Instructions to follow> The entire listing is to be repeated verbatim.

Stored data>
——

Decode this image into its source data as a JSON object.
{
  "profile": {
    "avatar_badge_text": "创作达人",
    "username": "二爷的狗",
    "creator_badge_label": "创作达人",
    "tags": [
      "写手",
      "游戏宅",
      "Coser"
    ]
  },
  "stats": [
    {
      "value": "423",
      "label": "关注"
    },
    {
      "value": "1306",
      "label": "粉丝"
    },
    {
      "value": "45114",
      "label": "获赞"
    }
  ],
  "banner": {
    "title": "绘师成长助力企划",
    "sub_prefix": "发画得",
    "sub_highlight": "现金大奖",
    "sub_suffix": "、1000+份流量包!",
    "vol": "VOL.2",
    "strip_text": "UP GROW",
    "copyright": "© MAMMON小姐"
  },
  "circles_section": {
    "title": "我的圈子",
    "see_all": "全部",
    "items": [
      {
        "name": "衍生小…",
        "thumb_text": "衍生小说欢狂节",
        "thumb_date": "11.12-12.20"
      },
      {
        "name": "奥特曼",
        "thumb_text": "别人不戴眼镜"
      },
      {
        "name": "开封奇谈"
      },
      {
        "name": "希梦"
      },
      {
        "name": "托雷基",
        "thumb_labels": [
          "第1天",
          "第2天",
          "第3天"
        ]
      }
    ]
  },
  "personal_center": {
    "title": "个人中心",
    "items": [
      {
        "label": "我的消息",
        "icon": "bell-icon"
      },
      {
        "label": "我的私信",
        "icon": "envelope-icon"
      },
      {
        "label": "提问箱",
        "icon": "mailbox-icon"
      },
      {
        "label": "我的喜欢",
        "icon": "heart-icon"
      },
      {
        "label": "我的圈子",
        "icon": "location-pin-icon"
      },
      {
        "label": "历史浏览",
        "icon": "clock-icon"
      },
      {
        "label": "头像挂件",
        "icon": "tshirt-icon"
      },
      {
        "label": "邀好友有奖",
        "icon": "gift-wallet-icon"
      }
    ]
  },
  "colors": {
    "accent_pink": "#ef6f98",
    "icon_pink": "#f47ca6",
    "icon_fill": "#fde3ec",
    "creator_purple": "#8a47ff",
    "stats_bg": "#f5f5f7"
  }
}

——

Full solution>
Decode this image into its source data as a JSON object.
{
  "profile": {
    "avatar_badge_text": "创作达人",
    "username": "二爷的狗",
    "creator_badge_label": "创作达人",
    "tags": [
      "写手",
      "游戏宅",
      "Coser"
    ]
  },
  "stats": [
    {
      "value": "423",
      "label": "关注"
    },
    {
      "value": "1306",
      "label": "粉丝"
    },
    {
      "value": "45114",
      "label": "获赞"
    }
  ],
  "banner": {
    "title": "绘师成长助力企划",
    "sub_prefix": "发画得",
    "sub_highlight": "现金大奖",
    "sub_suffix": "、1000+份流量包!",
    "vol": "VOL.2",
    "strip_text": "UP GROW",
    "copyright": "© MAMMON小姐"
  },
  "circles_section": {
    "title": "我的圈子",
    "see_all": "全部",
    "items": [
      {
        "name": "衍生小…",
        "thumb_text": "衍生小说欢狂节",
        "thumb_date": "11.12-12.20"
      },
      {
        "name": "奥特曼",
        "thumb_text": "别人不戴眼镜"
      },
      {
        "name": "开封奇谈"
      },
      {
        "name": "希梦"
      },
      {
        "name": "托雷基",
        "thumb_labels": [
          "第1天",
          "第2天",
          "第3天"
        ]
      }
    ]
  },
  "personal_center": {
    "title": "个人中心",
    "items": [
      {
        "label": "我的消息",
        "icon": "bell-icon"
      },
      {
        "label": "我的私信",
        "icon": "envelope-icon"
      },
      {
        "label": "提问箱",
        "icon": "mailbox-icon"
      },
      {
        "label": "我的喜欢",
        "icon": "heart-icon"
      },
      {
        "label": "我的圈子",
        "icon": "location-pin-icon"
      },
      {
        "label": "历史浏览",
        "icon": "clock-icon"
      },
      {
        "label": "头像挂件",
        "icon": "tshirt-icon"
      },
      {
        "label": "邀好友有奖",
        "icon": "gift-wallet-icon"
      }
    ]
  },
  "colors": {
    "accent_pink": "#ef6f98",
    "icon_pink": "#f47ca6",
    "icon_fill": "#fde3ec",
    "creator_purple": "#8a47ff",
    "stats_bg": "#f5f5f7"
  }
}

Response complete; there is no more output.